SUPPLIED MATERIAL.

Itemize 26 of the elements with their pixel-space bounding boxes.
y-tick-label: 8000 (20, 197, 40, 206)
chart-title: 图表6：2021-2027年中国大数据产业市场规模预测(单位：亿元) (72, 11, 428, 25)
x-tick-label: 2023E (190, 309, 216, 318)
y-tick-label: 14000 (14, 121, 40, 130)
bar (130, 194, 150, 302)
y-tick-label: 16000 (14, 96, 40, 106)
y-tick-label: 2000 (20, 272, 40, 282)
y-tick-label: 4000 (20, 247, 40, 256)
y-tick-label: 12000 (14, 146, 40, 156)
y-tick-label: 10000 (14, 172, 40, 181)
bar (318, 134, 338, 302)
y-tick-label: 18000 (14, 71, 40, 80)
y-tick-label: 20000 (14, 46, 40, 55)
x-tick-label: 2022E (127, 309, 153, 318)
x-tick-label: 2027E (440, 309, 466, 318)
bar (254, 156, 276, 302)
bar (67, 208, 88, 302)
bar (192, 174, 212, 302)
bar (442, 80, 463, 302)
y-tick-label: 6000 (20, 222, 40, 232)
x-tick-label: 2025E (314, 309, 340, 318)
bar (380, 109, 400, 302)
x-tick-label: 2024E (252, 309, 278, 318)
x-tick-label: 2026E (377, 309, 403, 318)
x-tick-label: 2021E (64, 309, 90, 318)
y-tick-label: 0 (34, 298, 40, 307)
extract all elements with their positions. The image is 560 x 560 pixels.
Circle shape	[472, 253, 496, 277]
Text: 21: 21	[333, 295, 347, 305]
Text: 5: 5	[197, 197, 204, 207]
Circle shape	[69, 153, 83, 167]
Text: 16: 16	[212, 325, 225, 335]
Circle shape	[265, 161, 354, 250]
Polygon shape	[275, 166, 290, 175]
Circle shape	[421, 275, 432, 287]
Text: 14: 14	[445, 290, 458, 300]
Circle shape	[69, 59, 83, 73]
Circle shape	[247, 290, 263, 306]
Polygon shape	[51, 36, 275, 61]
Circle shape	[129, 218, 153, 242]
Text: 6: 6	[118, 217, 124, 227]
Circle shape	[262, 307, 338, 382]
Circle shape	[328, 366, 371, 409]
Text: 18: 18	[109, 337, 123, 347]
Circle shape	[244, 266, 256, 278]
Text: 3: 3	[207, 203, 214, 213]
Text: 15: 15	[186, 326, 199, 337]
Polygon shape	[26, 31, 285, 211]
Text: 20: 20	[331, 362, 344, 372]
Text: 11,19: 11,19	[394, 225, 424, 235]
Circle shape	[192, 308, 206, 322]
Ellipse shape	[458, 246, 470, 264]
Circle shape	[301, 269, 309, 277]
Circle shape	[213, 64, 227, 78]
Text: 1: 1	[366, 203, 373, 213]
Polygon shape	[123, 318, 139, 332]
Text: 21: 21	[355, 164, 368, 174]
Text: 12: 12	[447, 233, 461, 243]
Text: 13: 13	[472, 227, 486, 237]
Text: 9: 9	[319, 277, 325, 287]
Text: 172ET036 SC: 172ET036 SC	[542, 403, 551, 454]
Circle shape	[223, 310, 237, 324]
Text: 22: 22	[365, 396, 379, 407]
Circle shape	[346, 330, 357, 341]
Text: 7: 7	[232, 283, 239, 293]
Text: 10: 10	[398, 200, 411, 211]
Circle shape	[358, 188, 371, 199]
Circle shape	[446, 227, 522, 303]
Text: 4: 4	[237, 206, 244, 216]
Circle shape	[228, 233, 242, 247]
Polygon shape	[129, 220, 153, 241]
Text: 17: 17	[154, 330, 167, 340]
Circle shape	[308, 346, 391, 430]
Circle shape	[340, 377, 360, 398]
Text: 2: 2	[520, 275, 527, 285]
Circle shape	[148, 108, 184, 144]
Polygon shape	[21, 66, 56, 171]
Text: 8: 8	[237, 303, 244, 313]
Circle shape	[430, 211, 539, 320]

STATED GOAL. Pull out every line of the listing that contains the word "with". Case counts.

SOLVED EXERCISE.
Itemize 26 of the elements with their pixel-space bounding boxes.
extract all elements with their positions. The image is 560 x 560 pixels.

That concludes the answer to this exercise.